- **What the task requires**
The entries below are to be transcribed in full, without their images.

<<<<

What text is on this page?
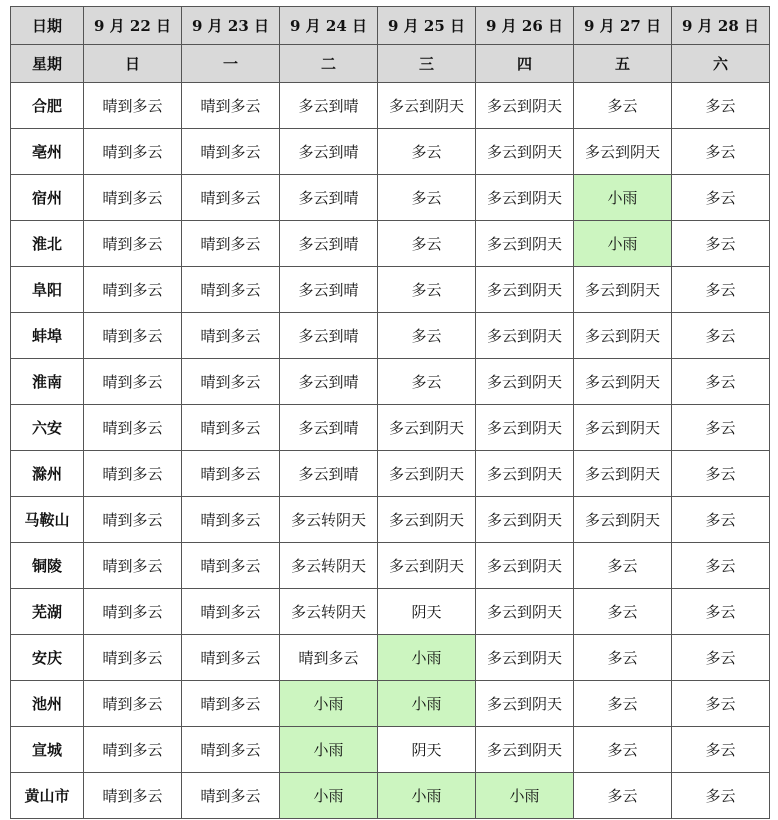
日期	9 月 22 日	9 月 23 日	9 月 24 日	9 月 25 日	9 月 26 日	9 月 27 日	9 月 28 日
星期	日	一	二	三	四	五	六
合肥	晴到多云	晴到多云	多云到晴	多云到阴天	多云到阴天	多云	多云
亳州	晴到多云	晴到多云	多云到晴	多云	多云到阴天	多云到阴天	多云
宿州	晴到多云	晴到多云	多云到晴	多云	多云到阴天	小雨	多云
淮北	晴到多云	晴到多云	多云到晴	多云	多云到阴天	小雨	多云
阜阳	晴到多云	晴到多云	多云到晴	多云	多云到阴天	多云到阴天	多云
蚌埠	晴到多云	晴到多云	多云到晴	多云	多云到阴天	多云到阴天	多云
淮南	晴到多云	晴到多云	多云到晴	多云	多云到阴天	多云到阴天	多云
六安	晴到多云	晴到多云	多云到晴	多云到阴天	多云到阴天	多云到阴天	多云
滁州	晴到多云	晴到多云	多云到晴	多云到阴天	多云到阴天	多云到阴天	多云
马鞍山	晴到多云	晴到多云	多云转阴天	多云到阴天	多云到阴天	多云到阴天	多云
铜陵	晴到多云	晴到多云	多云转阴天	多云到阴天	多云到阴天	多云	多云
芜湖	晴到多云	晴到多云	多云转阴天	阴天	多云到阴天	多云	多云
安庆	晴到多云	晴到多云	晴到多云	小雨	多云到阴天	多云	多云
池州	晴到多云	晴到多云	小雨	小雨	多云到阴天	多云	多云
宣城	晴到多云	晴到多云	小雨	阴天	多云到阴天	多云	多云
黄山市	晴到多云	晴到多云	小雨	小雨	小雨	多云	多云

>>>>

- **Final result**
What text is on this page?
日期	9 月 22 日	9 月 23 日	9 月 24 日	9 月 25 日	9 月 26 日	9 月 27 日	9 月 28 日
星期	日	一	二	三	四	五	六
合肥	晴到多云	晴到多云	多云到晴	多云到阴天	多云到阴天	多云	多云
亳州	晴到多云	晴到多云	多云到晴	多云	多云到阴天	多云到阴天	多云
宿州	晴到多云	晴到多云	多云到晴	多云	多云到阴天	小雨	多云
淮北	晴到多云	晴到多云	多云到晴	多云	多云到阴天	小雨	多云
阜阳	晴到多云	晴到多云	多云到晴	多云	多云到阴天	多云到阴天	多云
蚌埠	晴到多云	晴到多云	多云到晴	多云	多云到阴天	多云到阴天	多云
淮南	晴到多云	晴到多云	多云到晴	多云	多云到阴天	多云到阴天	多云
六安	晴到多云	晴到多云	多云到晴	多云到阴天	多云到阴天	多云到阴天	多云
滁州	晴到多云	晴到多云	多云到晴	多云到阴天	多云到阴天	多云到阴天	多云
马鞍山	晴到多云	晴到多云	多云转阴天	多云到阴天	多云到阴天	多云到阴天	多云
铜陵	晴到多云	晴到多云	多云转阴天	多云到阴天	多云到阴天	多云	多云
芜湖	晴到多云	晴到多云	多云转阴天	阴天	多云到阴天	多云	多云
安庆	晴到多云	晴到多云	晴到多云	小雨	多云到阴天	多云	多云
池州	晴到多云	晴到多云	小雨	小雨	多云到阴天	多云	多云
宣城	晴到多云	晴到多云	小雨	阴天	多云到阴天	多云	多云
黄山市	晴到多云	晴到多云	小雨	小雨	小雨	多云	多云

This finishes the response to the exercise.